What the task requires →
Check each line of the material below for "through", then copy the ones that contain it.

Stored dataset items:
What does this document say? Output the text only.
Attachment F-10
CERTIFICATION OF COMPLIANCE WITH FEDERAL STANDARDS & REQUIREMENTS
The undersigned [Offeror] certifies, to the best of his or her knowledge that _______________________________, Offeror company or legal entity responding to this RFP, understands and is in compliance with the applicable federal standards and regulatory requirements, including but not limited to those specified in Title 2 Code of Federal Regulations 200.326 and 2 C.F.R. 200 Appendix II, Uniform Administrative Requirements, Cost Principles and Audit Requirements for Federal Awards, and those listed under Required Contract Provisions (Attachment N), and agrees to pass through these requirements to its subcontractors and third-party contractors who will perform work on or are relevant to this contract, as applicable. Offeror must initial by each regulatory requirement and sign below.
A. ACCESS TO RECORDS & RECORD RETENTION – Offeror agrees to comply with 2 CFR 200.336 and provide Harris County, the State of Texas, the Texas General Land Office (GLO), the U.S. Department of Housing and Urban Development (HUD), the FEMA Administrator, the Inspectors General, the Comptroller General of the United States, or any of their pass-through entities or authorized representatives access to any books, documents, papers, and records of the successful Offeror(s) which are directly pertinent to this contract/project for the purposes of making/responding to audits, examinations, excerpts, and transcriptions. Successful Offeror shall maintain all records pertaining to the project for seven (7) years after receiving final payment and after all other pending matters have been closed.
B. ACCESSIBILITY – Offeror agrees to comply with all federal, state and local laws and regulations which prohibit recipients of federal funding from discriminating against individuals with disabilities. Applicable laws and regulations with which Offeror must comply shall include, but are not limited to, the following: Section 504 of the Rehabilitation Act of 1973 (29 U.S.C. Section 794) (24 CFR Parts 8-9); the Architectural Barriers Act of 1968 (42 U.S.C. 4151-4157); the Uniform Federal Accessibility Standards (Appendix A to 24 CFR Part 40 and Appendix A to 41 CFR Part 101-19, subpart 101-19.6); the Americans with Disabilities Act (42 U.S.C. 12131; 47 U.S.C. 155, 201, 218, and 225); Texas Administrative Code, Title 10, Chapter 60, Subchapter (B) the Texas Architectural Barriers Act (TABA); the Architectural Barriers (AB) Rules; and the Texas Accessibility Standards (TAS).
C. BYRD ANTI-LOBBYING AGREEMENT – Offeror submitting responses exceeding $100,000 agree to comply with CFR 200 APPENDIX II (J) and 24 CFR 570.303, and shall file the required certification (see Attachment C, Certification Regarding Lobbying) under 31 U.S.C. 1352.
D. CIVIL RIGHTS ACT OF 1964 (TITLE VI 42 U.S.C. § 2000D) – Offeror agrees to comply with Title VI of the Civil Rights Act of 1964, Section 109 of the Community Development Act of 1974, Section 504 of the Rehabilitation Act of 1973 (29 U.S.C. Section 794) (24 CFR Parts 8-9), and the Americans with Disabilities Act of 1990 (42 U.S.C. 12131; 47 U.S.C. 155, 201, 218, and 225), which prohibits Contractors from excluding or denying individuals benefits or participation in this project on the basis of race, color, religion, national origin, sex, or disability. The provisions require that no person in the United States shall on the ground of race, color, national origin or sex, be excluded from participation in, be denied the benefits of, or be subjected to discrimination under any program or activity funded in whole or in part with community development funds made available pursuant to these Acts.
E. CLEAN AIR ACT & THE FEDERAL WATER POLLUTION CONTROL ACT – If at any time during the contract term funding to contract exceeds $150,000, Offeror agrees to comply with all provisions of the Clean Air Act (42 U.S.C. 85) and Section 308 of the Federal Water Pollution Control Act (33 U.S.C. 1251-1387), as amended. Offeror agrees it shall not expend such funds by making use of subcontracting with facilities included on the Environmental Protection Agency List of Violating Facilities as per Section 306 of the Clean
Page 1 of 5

Correct response →
The undersigned [Offeror] certifies, to the best of his or her knowledge that _______________________________, Offeror company or legal entity responding to this RFP, understands and is in compliance with the applicable federal standards and regulatory requirements, including but not limited to those specified in Title 2 Code of Federal Regulations 200.326 and 2 C.F.R. 200 Appendix II, Uniform Administrative Requirements, Cost Principles and Audit Requirements for Federal Awards, and those listed under Required Contract Provisions (Attachment N), and agrees to pass through these requirements to its subcontractors and third-party contractors who will perform work on or are relevant to this contract, as applicable. Offeror must initial by each regulatory requirement and sign below.
A. ACCESS TO RECORDS & RECORD RETENTION – Offeror agrees to comply with 2 CFR 200.336 and provide Harris County, the State of Texas, the Texas General Land Office (GLO), the U.S. Department of Housing and Urban Development (HUD), the FEMA Administrator, the Inspectors General, the Comptroller General of the United States, or any of their pass-through entities or authorized representatives access to any books, documents, papers, and records of the successful Offeror(s) which are directly pertinent to this contract/project for the purposes of making/responding to audits, examinations, excerpts, and transcriptions. Successful Offeror shall maintain all records pertaining to the project for seven (7) years after receiving final payment and after all other pending matters have been closed.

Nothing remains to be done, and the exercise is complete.